Restate, word for word, all of the material shown below.
▼
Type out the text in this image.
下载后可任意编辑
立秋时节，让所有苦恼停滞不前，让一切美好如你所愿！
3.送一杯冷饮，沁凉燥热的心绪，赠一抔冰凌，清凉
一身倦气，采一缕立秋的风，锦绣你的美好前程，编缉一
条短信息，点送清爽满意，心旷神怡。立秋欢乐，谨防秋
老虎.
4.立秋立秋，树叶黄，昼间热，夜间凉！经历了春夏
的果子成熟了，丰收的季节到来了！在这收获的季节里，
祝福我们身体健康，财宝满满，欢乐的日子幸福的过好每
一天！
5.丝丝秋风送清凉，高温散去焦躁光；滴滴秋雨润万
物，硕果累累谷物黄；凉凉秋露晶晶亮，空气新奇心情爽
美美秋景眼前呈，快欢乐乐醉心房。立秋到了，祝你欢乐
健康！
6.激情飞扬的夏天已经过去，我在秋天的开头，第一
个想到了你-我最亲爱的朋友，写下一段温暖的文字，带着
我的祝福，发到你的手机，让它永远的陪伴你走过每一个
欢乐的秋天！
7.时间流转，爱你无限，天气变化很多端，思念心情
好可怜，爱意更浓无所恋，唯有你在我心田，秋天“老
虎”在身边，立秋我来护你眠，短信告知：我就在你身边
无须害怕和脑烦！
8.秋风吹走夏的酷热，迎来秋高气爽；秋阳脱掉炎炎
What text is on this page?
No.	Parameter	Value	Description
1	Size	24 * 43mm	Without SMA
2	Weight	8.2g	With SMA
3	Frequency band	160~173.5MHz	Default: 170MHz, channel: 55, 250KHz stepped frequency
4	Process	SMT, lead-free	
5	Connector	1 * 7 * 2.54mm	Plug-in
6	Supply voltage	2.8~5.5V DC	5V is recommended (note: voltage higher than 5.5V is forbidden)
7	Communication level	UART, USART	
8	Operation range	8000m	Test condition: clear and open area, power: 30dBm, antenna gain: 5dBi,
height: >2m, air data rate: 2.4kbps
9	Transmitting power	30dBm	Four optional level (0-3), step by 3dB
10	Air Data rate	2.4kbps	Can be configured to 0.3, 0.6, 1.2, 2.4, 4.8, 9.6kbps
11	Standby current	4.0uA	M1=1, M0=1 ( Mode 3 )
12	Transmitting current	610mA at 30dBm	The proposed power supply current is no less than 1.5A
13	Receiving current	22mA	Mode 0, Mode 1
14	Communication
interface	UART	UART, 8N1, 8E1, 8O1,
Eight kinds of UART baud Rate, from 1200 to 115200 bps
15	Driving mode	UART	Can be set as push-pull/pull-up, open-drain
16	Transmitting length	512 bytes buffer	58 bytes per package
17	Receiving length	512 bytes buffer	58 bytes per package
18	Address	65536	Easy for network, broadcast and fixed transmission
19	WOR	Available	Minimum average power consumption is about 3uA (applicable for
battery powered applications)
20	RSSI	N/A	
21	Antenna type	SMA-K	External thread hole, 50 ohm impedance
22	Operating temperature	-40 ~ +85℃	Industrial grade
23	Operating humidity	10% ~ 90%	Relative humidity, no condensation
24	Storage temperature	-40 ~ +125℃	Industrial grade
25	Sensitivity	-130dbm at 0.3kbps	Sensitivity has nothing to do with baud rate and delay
▲
§ WRITTEN ANSWER
Type out the text in this image.
下载后可任意编辑
立秋时节，让所有苦恼停滞不前，让一切美好如你所愿！
3.送一杯冷饮，沁凉燥热的心绪，赠一抔冰凌，清凉
一身倦气，采一缕立秋的风，锦绣你的美好前程，编缉一
条短信息，点送清爽满意，心旷神怡。立秋欢乐，谨防秋
老虎.
4.立秋立秋，树叶黄，昼间热，夜间凉！经历了春夏
的果子成熟了，丰收的季节到来了！在这收获的季节里，
祝福我们身体健康，财宝满满，欢乐的日子幸福的过好每
一天！
5.丝丝秋风送清凉，高温散去焦躁光；滴滴秋雨润万
物，硕果累累谷物黄；凉凉秋露晶晶亮，空气新奇心情爽
美美秋景眼前呈，快欢乐乐醉心房。立秋到了，祝你欢乐
健康！
6.激情飞扬的夏天已经过去，我在秋天的开头，第一
个想到了你-我最亲爱的朋友，写下一段温暖的文字，带着
我的祝福，发到你的手机，让它永远的陪伴你走过每一个
欢乐的秋天！
7.时间流转，爱你无限，天气变化很多端，思念心情
好可怜，爱意更浓无所恋，唯有你在我心田，秋天“老
虎”在身边，立秋我来护你眠，短信告知：我就在你身边
无须害怕和脑烦！
8.秋风吹走夏的酷热，迎来秋高气爽；秋阳脱掉炎炎
What text is on this page?
No.	Parameter	Value	Description
1	Size	24 * 43mm	Without SMA
2	Weight	8.2g	With SMA
3	Frequency band	160~173.5MHz	Default: 170MHz, channel: 55, 250KHz stepped frequency
4	Process	SMT, lead-free	
5	Connector	1 * 7 * 2.54mm	Plug-in
6	Supply voltage	2.8~5.5V DC	5V is recommended (note: voltage higher than 5.5V is forbidden)
7	Communication level	UART, USART	
8	Operation range	8000m	Test condition: clear and open area, power: 30dBm, antenna gain: 5dBi,
height: >2m, air data rate: 2.4kbps
9	Transmitting power	30dBm	Four optional level (0-3), step by 3dB
10	Air Data rate	2.4kbps	Can be configured to 0.3, 0.6, 1.2, 2.4, 4.8, 9.6kbps
11	Standby current	4.0uA	M1=1, M0=1 ( Mode 3 )
12	Transmitting current	610mA at 30dBm	The proposed power supply current is no less than 1.5A
13	Receiving current	22mA	Mode 0, Mode 1
14	Communication
interface	UART	UART, 8N1, 8E1, 8O1,
Eight kinds of UART baud Rate, from 1200 to 115200 bps
15	Driving mode	UART	Can be set as push-pull/pull-up, open-drain
16	Transmitting length	512 bytes buffer	58 bytes per package
17	Receiving length	512 bytes buffer	58 bytes per package
18	Address	65536	Easy for network, broadcast and fixed transmission
19	WOR	Available	Minimum average power consumption is about 3uA (applicable for
battery powered applications)
20	RSSI	N/A	
21	Antenna type	SMA-K	External thread hole, 50 ohm impedance
22	Operating temperature	-40 ~ +85℃	Industrial grade
23	Operating humidity	10% ~ 90%	Relative humidity, no condensation
24	Storage temperature	-40 ~ +125℃	Industrial grade
25	Sensitivity	-130dbm at 0.3kbps	Sensitivity has nothing to do with baud rate and delay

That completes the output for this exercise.